Task brief →
Copy all the material below, exactly as it stands.
Material for this exercise start
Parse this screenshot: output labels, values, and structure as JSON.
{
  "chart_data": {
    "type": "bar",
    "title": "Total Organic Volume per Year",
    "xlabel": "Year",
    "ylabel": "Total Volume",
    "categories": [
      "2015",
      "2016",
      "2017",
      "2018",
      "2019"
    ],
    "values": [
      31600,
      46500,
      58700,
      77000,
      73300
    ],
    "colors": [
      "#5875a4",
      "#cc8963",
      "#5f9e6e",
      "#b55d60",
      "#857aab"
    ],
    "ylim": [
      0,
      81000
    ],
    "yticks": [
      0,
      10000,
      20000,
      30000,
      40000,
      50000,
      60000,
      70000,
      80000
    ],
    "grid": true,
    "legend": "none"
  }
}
Material for this exercise end
Solution to the exercise →
Parse this screenshot: output labels, values, and structure as JSON.
{
  "chart_data": {
    "type": "bar",
    "title": "Total Organic Volume per Year",
    "xlabel": "Year",
    "ylabel": "Total Volume",
    "categories": [
      "2015",
      "2016",
      "2017",
      "2018",
      "2019"
    ],
    "values": [
      31600,
      46500,
      58700,
      77000,
      73300
    ],
    "colors": [
      "#5875a4",
      "#cc8963",
      "#5f9e6e",
      "#b55d60",
      "#857aab"
    ],
    "ylim": [
      0,
      81000
    ],
    "yticks": [
      0,
      10000,
      20000,
      30000,
      40000,
      50000,
      60000,
      70000,
      80000
    ],
    "grid": true,
    "legend": "none"
  }
}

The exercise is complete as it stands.